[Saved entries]

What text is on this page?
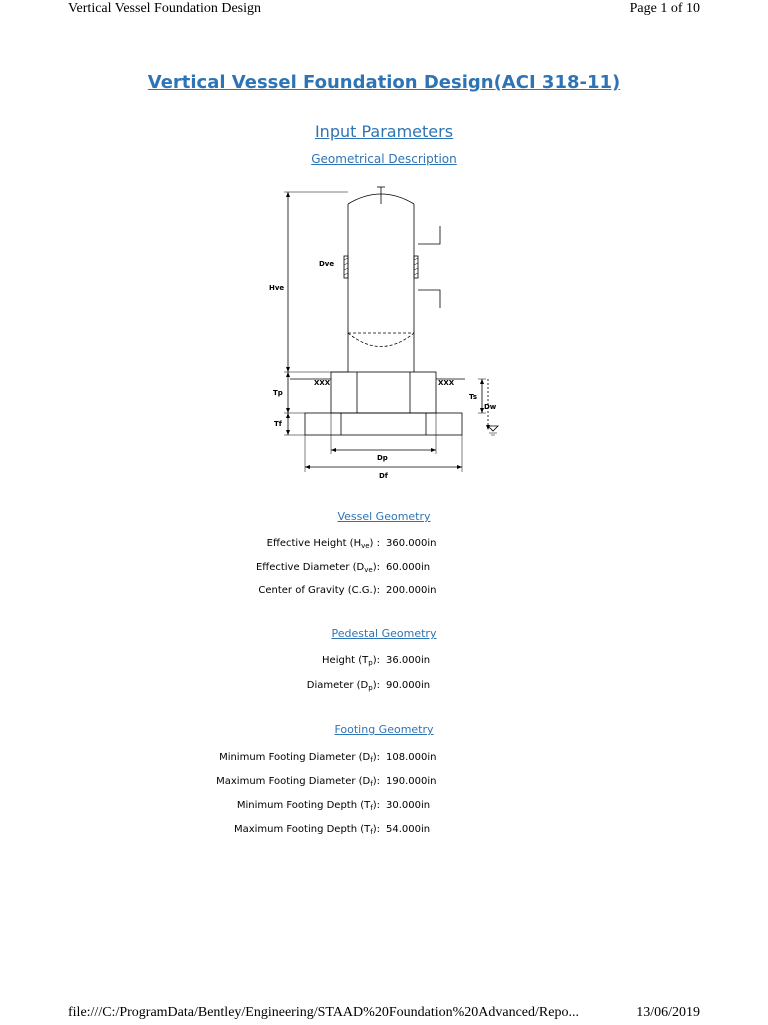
Vertical Vessel Foundation Design	Page 1 of 10
Vertical Vessel Foundation Design(ACI 318-11)
Input Parameters
Geometrical Description
Dve
Hve
Tp
Tf
Ts
Dw
Dp
Df
XXX	XXX
Vessel Geometry
Effective Height $(H_{ve})$ : 360.000in
Effective Diameter $(D_{ve})$: 60.000in
Center of Gravity (C.G.): 200.000in
Pedestal Geometry
Height $(T_p)$: 36.000in
Diameter $(D_p)$: 90.000in
Footing Geometry
Minimum Footing Diameter $(D_f)$: 108.000in
Maximum Footing Diameter $(D_f)$: 190.000in
Minimum Footing Depth $(T_f)$: 30.000in
Maximum Footing Depth $(T_f)$: 54.000in
file:///C:/ProgramData/Bentley/Engineering/STAAD%20Foundation%20Advanced/Repo...	13/06/2019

▶ _TASK GOAL_: Only lines with the word "Depth" should be collected from the material.

▶ _THE RESULT_:
Minimum Footing Depth $(T_f)$: 30.000in
Maximum Footing Depth $(T_f)$: 54.000in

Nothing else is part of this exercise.